Start
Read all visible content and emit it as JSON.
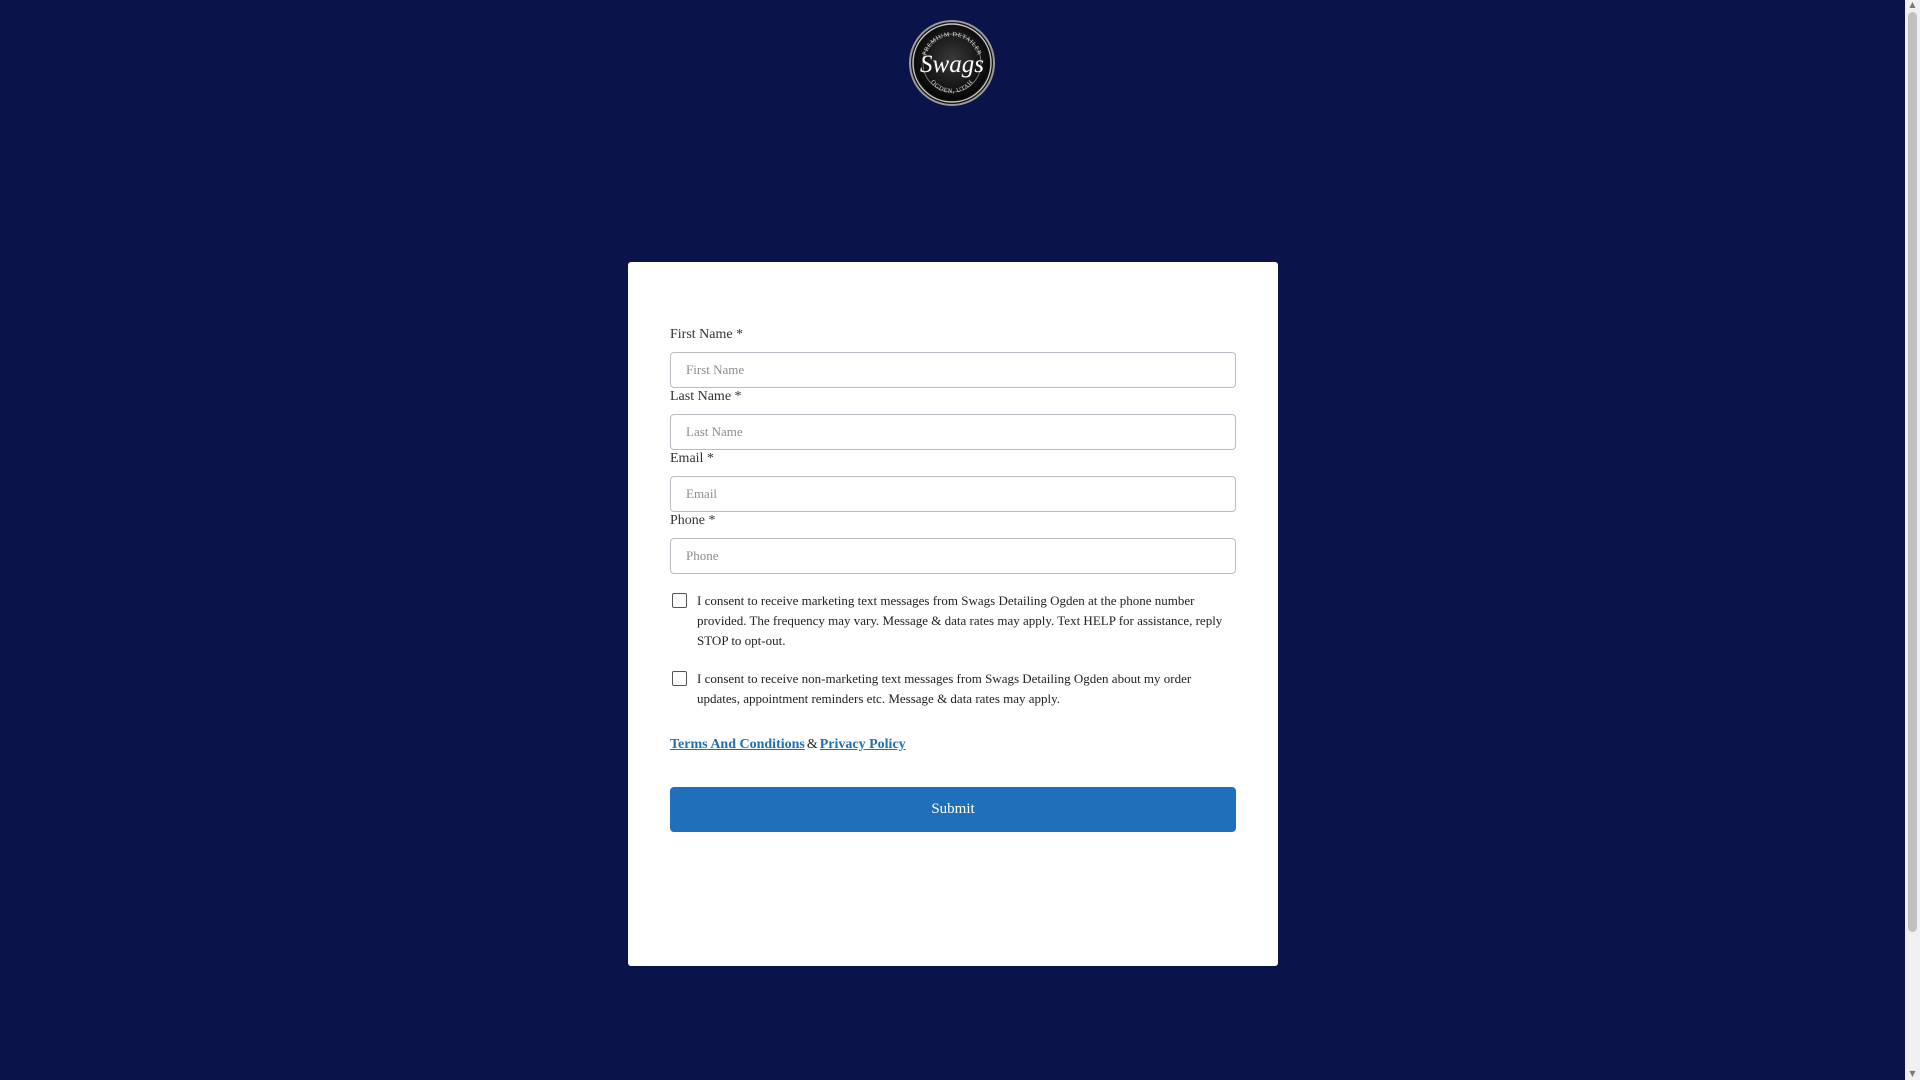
{
  "brand": {
    "logo_top_text": "PREMIUM DETAILER",
    "logo_main_text": "Swags",
    "logo_bottom_text": "OGDEN, UTAH"
  },
  "colors": {
    "background": "#0b144a",
    "button": "#1f6fba",
    "link": "#1f6fb5"
  },
  "form": {
    "first_name": {
      "label": "First Name *",
      "placeholder": "First Name"
    },
    "last_name": {
      "label": "Last Name *",
      "placeholder": "Last Name"
    },
    "email": {
      "label": "Email *",
      "placeholder": "Email"
    },
    "phone": {
      "label": "Phone *",
      "placeholder": "Phone"
    },
    "consent_marketing": {
      "checked": false,
      "text": "I consent to receive marketing text messages from Swags Detailing Ogden at the phone number provided. The frequency may vary. Message & data rates may apply. Text HELP for assistance, reply STOP to opt-out."
    },
    "consent_nonmarketing": {
      "checked": false,
      "text": "I consent to receive non-marketing text messages from Swags Detailing Ogden about my order updates, appointment reminders etc. Message & data rates may apply."
    },
    "terms_link": "Terms And Conditions",
    "ampersand": "&",
    "privacy_link": "Privacy Policy",
    "submit_label": "Submit"
  }
}
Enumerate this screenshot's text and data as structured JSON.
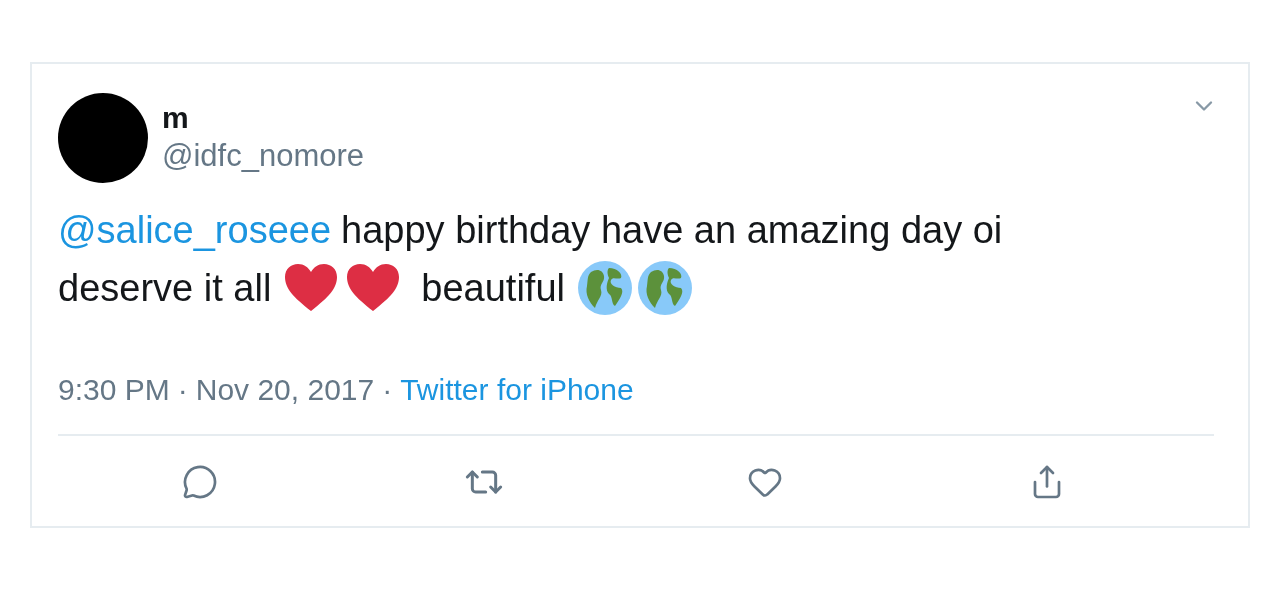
{
  "author": {
    "name": "m",
    "handle": "@idfc_nomore"
  },
  "tweet": {
    "mention": "@salice_roseee",
    "line_1": "happy birthday have an amazing day oi",
    "line_2_start": "deserve it all",
    "line_2_end": "beautiful"
  },
  "meta": {
    "time": "9:30 PM",
    "separator_1": "·",
    "date": "Nov 20, 2017",
    "separator_2": "·",
    "source": "Twitter for iPhone"
  }
}
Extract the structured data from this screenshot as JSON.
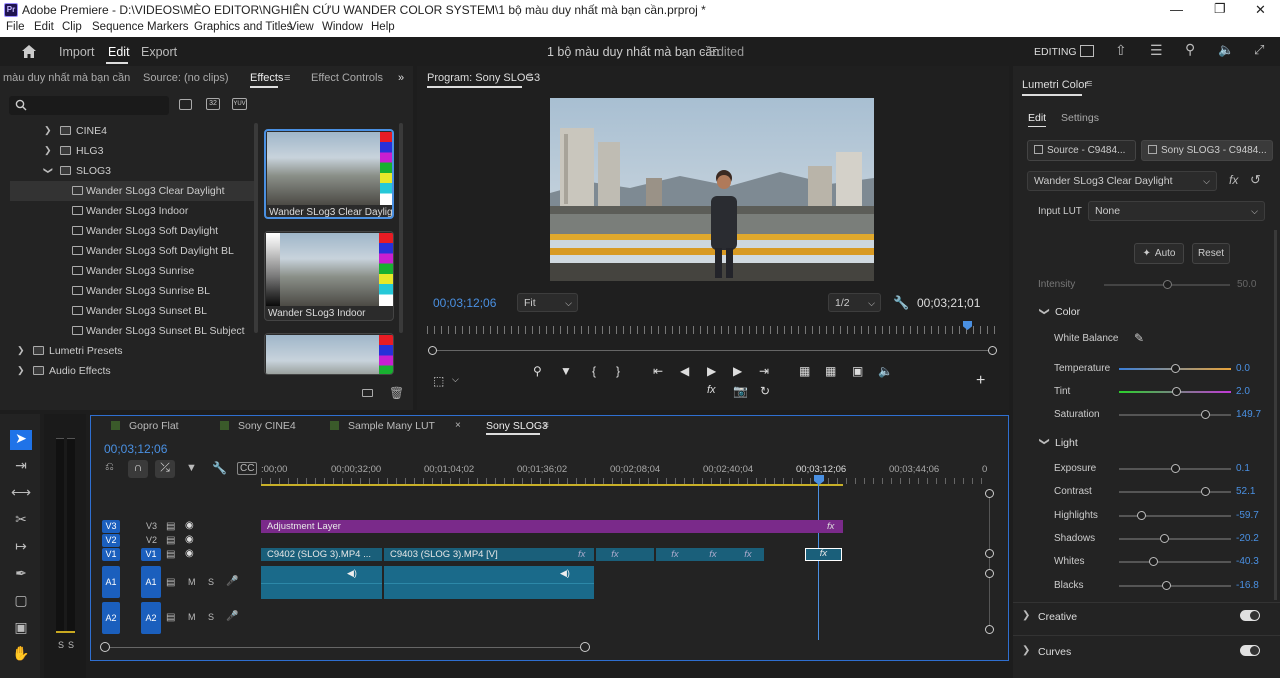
{
  "title_bar": {
    "text": "Adobe Premiere - D:\\VIDEOS\\MÈO EDITOR\\NGHIÊN CỨU WANDER COLOR SYSTEM\\1 bộ màu duy nhất mà bạn cần.prproj *",
    "app_icon": "Pr"
  },
  "menu": [
    "File",
    "Edit",
    "Clip",
    "Sequence",
    "Markers",
    "Graphics and Titles",
    "View",
    "Window",
    "Help"
  ],
  "workspace": {
    "import": "Import",
    "edit": "Edit",
    "export": "Export",
    "project_name": "1 bộ màu duy nhất mà bạn cần",
    "status": "- Edited",
    "mode": "EDITING"
  },
  "left_panel": {
    "tabs": [
      "màu duy nhất mà bạn cần",
      "Source: (no clips)",
      "Effects",
      "Effect Controls"
    ],
    "tree": [
      {
        "label": "CINE4",
        "type": "folder",
        "expanded": false
      },
      {
        "label": "HLG3",
        "type": "folder",
        "expanded": false
      },
      {
        "label": "SLOG3",
        "type": "folder",
        "expanded": true
      },
      {
        "label": "Wander SLog3 Clear Daylight",
        "type": "preset",
        "selected": true
      },
      {
        "label": "Wander SLog3 Indoor",
        "type": "preset"
      },
      {
        "label": "Wander SLog3 Soft Daylight",
        "type": "preset"
      },
      {
        "label": "Wander SLog3 Soft Daylight BL",
        "type": "preset"
      },
      {
        "label": "Wander SLog3 Sunrise",
        "type": "preset"
      },
      {
        "label": "Wander SLog3 Sunrise BL",
        "type": "preset"
      },
      {
        "label": "Wander SLog3 Sunset BL",
        "type": "preset"
      },
      {
        "label": "Wander SLog3 Sunset BL Subject",
        "type": "preset"
      },
      {
        "label": "Lumetri Presets",
        "type": "folder",
        "expanded": false
      },
      {
        "label": "Audio Effects",
        "type": "folder",
        "expanded": false
      }
    ],
    "thumbnails": [
      "Wander SLog3 Clear Daylight",
      "Wander SLog3 Indoor",
      ""
    ],
    "search_badges": [
      "32",
      "YUV"
    ]
  },
  "program": {
    "tab": "Program: Sony SLOG3",
    "timecode": "00;03;12;06",
    "fit": "Fit",
    "resolution": "1/2",
    "duration": "00;03;21;01"
  },
  "lumetri": {
    "tab": "Lumetri Color",
    "subtabs": [
      "Edit",
      "Settings"
    ],
    "source": "Source - C9484...",
    "sequence": "Sony SLOG3 - C9484...",
    "preset": "Wander SLog3 Clear Daylight",
    "input_lut_label": "Input LUT",
    "input_lut": "None",
    "auto": "Auto",
    "reset": "Reset",
    "intensity": {
      "label": "Intensity",
      "value": "50.0",
      "fraction": 0.5
    },
    "color_section": "Color",
    "white_balance": "White Balance",
    "color_sliders": [
      {
        "label": "Temperature",
        "value": "0.0",
        "fraction": 0.5
      },
      {
        "label": "Tint",
        "value": "2.0",
        "fraction": 0.51
      },
      {
        "label": "Saturation",
        "value": "149.7",
        "fraction": 0.77
      }
    ],
    "light_section": "Light",
    "light_sliders": [
      {
        "label": "Exposure",
        "value": "0.1",
        "fraction": 0.5
      },
      {
        "label": "Contrast",
        "value": "52.1",
        "fraction": 0.77
      },
      {
        "label": "Highlights",
        "value": "-59.7",
        "fraction": 0.2
      },
      {
        "label": "Shadows",
        "value": "-20.2",
        "fraction": 0.4
      },
      {
        "label": "Whites",
        "value": "-40.3",
        "fraction": 0.3
      },
      {
        "label": "Blacks",
        "value": "-16.8",
        "fraction": 0.42
      }
    ],
    "creative": "Creative",
    "curves": "Curves",
    "colors": {
      "accent": "#4a90e2",
      "tint_left": "#2bd12b",
      "tint_right": "#c238d8",
      "temp_left": "#3a7fd9",
      "temp_right": "#e8a33a"
    }
  },
  "timeline": {
    "sequences": [
      {
        "name": "Gopro Flat",
        "swatch": "#3a5a2a"
      },
      {
        "name": "Sony CINE4",
        "swatch": "#3a5a2a"
      },
      {
        "name": "Sample Many LUT",
        "swatch": "#3a5a2a"
      },
      {
        "name": "Sony SLOG3",
        "swatch": "#3a5a2a",
        "active": true
      }
    ],
    "timecode": "00;03;12;06",
    "ruler": [
      ":00;00",
      "00;00;32;00",
      "00;01;04;02",
      "00;01;36;02",
      "00;02;08;04",
      "00;02;40;04",
      "00;03;12;06",
      "00;03;44;06",
      "0"
    ],
    "tracks": {
      "v3": "V3",
      "v2": "V2",
      "v1": "V1",
      "a1": "A1",
      "a2": "A2",
      "m": "M",
      "s": "S"
    },
    "clips": {
      "adjustment": "Adjustment Layer",
      "c9402": "C9402 (SLOG 3).MP4 ...",
      "c9403": "C9403 (SLOG 3).MP4 [V]",
      "fx": "fx"
    },
    "colors": {
      "video": "#1a5f7a",
      "adjustment": "#7a2a8a",
      "audio": "#1a6a8a"
    }
  },
  "audio_meter": {
    "s1": "S",
    "s2": "S"
  }
}
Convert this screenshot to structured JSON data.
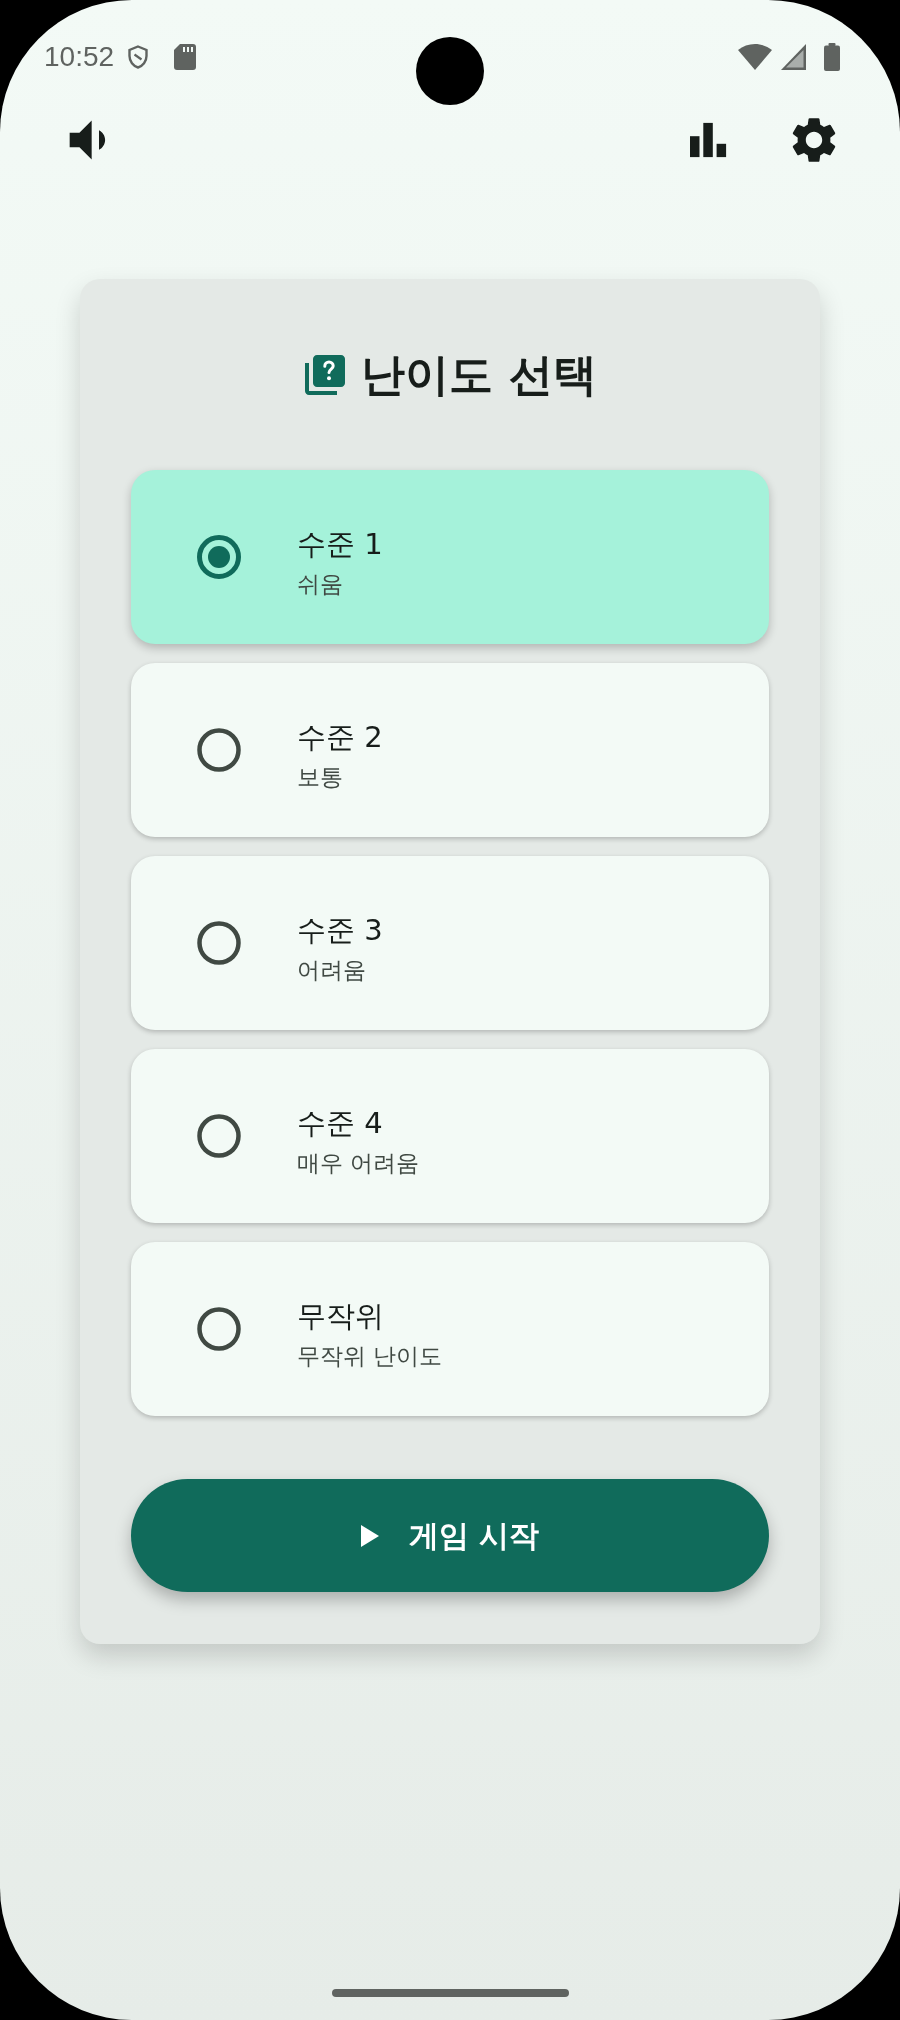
{
  "status_bar": {
    "time": "10:52"
  },
  "difficulty_card": {
    "title": "난이도 선택",
    "options": [
      {
        "label": "수준 1",
        "description": "쉬움",
        "selected": true
      },
      {
        "label": "수준 2",
        "description": "보통",
        "selected": false
      },
      {
        "label": "수준 3",
        "description": "어려움",
        "selected": false
      },
      {
        "label": "수준 4",
        "description": "매우 어려움",
        "selected": false
      },
      {
        "label": "무작위",
        "description": "무작위 난이도",
        "selected": false
      }
    ],
    "start_button": {
      "label": "게임 시작"
    }
  }
}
End
Only the lines from the one that holds "Convert this screenshot" through the end of the records above should be printed again, exactly as they are. Leave out the pictures.

Convert this screenshot to structured JSON data.
{
  "status_bar": {
    "time": "10:52"
  },
  "difficulty_card": {
    "title": "난이도 선택",
    "options": [
      {
        "label": "수준 1",
        "description": "쉬움",
        "selected": true
      },
      {
        "label": "수준 2",
        "description": "보통",
        "selected": false
      },
      {
        "label": "수준 3",
        "description": "어려움",
        "selected": false
      },
      {
        "label": "수준 4",
        "description": "매우 어려움",
        "selected": false
      },
      {
        "label": "무작위",
        "description": "무작위 난이도",
        "selected": false
      }
    ],
    "start_button": {
      "label": "게임 시작"
    }
  }
}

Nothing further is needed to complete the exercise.